# Happy 10th Birthday, The Bell Tree!



## Jeremy (Dec 19, 2014)

Today marks an especially special milestone at The Bell Tree, our tenth birthday!  A lot has changed over the years and we're proud to now be one of the largest Animal Crossing communities in the world.  

We'll talk more about our ten years of history during our next *Bell Tree Direct on Sunday, December 21st at 10:00 PM Eastern*.  During this special edition birthday direct, we will also be announcing the addition of two new features on the forum, so stay tuned!

In celebration, the first 300 people to click here will receive 50 Bells: http://www.belltreeforums.com/credits.php?code=WESTILLNEEDMOREBALLOONS


----------



## narae (Dec 19, 2014)

★ ★ ★ ★

- REQUIRED TASK A -
Reproduce the Bell Tree birthday post in full, word for word.
The rows after this point bear no relation to the Bell Tree birthday post.

- INFORMATION GIVEN -
★ ★ ★ ★

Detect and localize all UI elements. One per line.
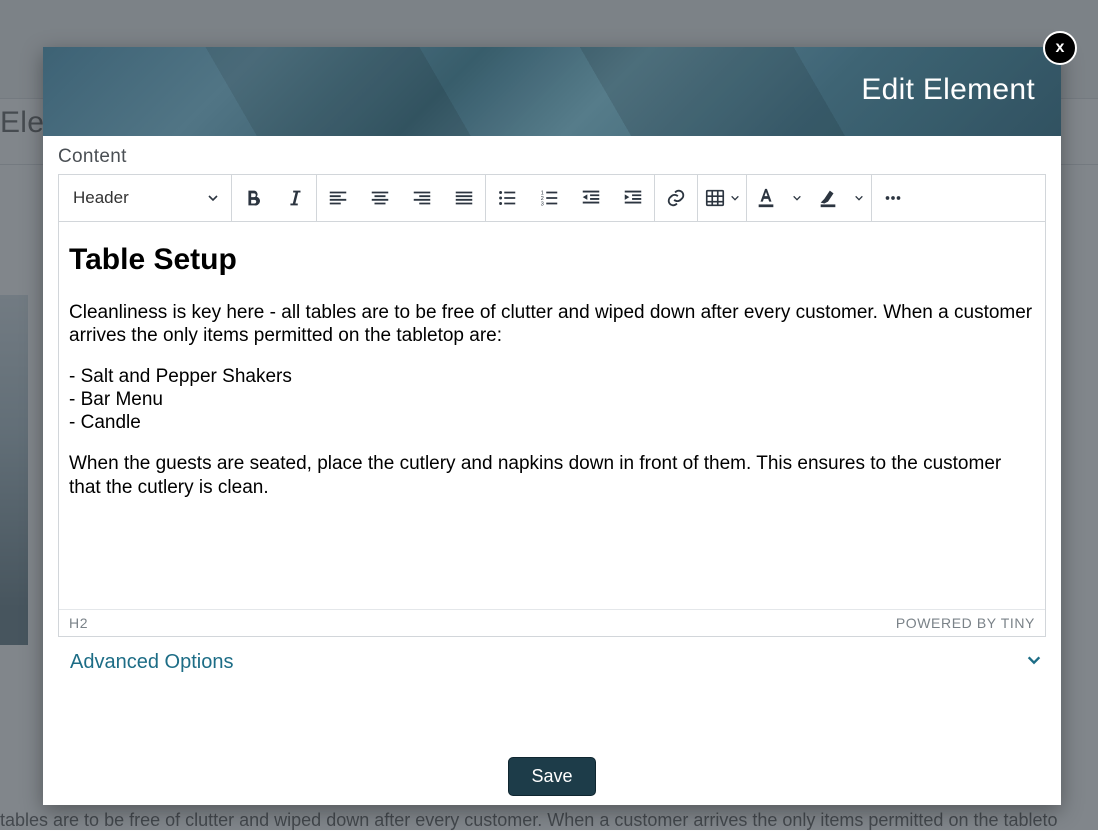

★ ★ ★ ★

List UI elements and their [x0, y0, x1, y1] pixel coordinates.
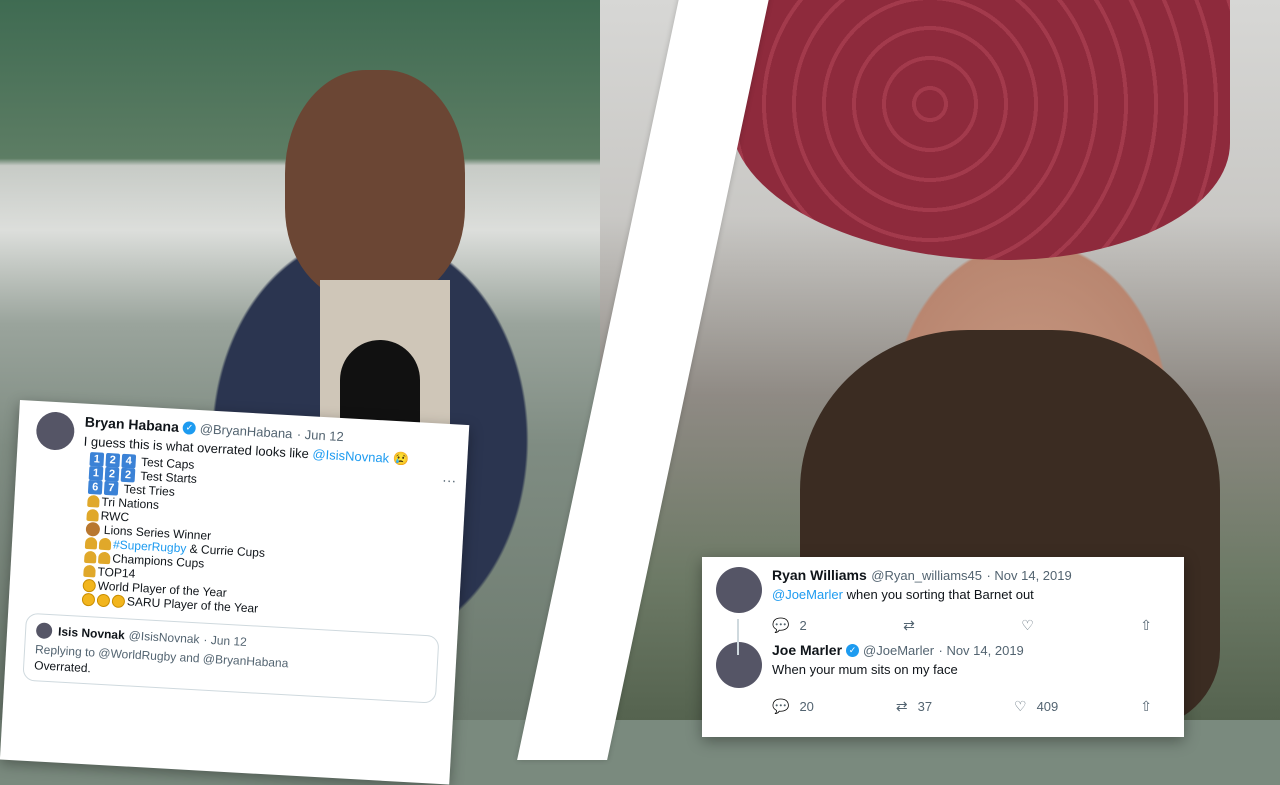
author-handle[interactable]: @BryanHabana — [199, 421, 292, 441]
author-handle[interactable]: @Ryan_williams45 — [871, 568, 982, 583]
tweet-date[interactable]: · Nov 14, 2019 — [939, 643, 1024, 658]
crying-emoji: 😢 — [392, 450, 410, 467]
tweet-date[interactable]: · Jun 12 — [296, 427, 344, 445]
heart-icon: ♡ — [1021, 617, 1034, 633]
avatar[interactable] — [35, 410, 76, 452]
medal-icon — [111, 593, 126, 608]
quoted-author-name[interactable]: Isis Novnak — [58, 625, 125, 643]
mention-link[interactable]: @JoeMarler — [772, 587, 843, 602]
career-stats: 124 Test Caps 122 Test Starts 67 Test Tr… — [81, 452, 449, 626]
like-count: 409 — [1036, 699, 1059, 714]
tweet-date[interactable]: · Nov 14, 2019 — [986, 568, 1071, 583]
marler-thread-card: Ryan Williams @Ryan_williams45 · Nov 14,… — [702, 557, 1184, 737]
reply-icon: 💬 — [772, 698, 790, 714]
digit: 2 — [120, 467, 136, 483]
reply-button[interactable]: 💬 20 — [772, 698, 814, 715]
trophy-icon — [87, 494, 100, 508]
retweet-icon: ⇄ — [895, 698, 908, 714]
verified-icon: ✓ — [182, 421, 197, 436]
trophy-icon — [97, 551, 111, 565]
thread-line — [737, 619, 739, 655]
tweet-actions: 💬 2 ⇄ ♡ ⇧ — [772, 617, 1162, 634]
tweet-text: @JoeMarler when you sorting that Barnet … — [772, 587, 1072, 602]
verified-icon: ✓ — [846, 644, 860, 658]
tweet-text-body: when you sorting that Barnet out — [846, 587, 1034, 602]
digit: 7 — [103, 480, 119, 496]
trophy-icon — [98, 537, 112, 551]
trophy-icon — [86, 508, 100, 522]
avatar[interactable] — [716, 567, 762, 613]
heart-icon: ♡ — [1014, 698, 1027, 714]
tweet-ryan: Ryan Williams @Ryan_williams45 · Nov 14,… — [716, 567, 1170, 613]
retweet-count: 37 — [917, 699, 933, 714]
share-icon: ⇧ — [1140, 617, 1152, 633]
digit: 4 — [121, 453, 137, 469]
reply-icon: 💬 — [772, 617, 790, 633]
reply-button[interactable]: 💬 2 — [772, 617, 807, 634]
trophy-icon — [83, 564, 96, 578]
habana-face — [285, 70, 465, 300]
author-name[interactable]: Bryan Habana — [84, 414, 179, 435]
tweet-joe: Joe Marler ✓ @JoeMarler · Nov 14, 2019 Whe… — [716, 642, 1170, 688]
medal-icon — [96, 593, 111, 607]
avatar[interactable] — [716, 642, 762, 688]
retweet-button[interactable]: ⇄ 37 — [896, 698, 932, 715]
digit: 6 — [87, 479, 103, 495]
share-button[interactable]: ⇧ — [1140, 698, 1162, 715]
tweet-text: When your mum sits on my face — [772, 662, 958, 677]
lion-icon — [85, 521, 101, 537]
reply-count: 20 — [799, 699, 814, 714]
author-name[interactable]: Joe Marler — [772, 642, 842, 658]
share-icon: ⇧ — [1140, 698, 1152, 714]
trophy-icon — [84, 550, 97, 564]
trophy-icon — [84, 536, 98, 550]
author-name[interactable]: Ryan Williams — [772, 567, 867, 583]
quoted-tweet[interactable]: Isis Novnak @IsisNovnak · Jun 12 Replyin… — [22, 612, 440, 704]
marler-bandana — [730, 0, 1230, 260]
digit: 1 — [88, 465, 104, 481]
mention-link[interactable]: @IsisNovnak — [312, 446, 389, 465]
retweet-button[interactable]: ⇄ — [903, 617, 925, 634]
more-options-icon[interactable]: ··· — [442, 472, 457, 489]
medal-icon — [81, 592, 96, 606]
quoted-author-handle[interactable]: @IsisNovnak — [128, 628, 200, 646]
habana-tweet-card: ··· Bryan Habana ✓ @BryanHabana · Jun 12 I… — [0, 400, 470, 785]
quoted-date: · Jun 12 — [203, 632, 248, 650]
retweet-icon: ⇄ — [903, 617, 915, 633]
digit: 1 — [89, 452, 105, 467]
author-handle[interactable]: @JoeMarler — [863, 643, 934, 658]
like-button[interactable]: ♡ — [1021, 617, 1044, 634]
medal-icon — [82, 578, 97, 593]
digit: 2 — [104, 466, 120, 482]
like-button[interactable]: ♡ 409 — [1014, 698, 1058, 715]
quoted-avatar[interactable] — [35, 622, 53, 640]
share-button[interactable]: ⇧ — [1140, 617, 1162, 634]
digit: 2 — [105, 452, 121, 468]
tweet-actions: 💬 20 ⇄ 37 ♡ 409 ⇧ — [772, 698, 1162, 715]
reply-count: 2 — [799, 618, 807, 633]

★ ★ ★ ★

- REQUIRED TASK B -
In the rows, rewrite the stretch from the line containing "List UI elements" through the line containing "career-stats: 124 Test" with "tweet-date" replaced by "post-date" and everything else unchanged. Omit the picture from your answer.

- TASK OUTPUT A -
# Happy 10th Birthday, The Bell Tree!



## Jeremy (Dec 19, 2014)

Today marks an especially special milestone at The Bell Tree, our tenth birthday!  A lot has changed over the years and we're proud to now be one of the largest Animal Crossing communities in the world.  

We'll talk more about our ten years of history during our next *Bell Tree Direct on Sunday, December 21st at 10:00 PM Eastern*.  During this special edition birthday direct, we will also be announcing the addition of two new features on the forum, so stay tuned!

In celebration, the first 300 people to click here will receive 50 Bells: http://www.belltreeforums.com/credits.php?code=WESTILLNEEDMOREBALLOONS


----------



## narae (Dec 19, 2014)

- TASK OUTPUT B -
List UI elements and their [x0, y0, x1, y1] pixel coordinates.
author-handle[interactable]: @BryanHabana — [199, 421, 292, 441]
author-handle[interactable]: @Ryan_williams45 — [871, 568, 982, 583]
post-date[interactable]: · Nov 14, 2019 — [939, 643, 1024, 658]
crying-emoji: 😢 — [392, 450, 410, 467]
post-date[interactable]: · Jun 12 — [296, 427, 344, 445]
heart-icon: ♡ — [1021, 617, 1034, 633]
avatar[interactable] — [35, 410, 76, 452]
medal-icon — [111, 593, 126, 608]
quoted-author-name[interactable]: Isis Novnak — [58, 625, 125, 643]
mention-link[interactable]: @JoeMarler — [772, 587, 843, 602]
career-stats: 124 Test Caps 122 Test Starts 67 Test Tr… — [81, 452, 449, 626]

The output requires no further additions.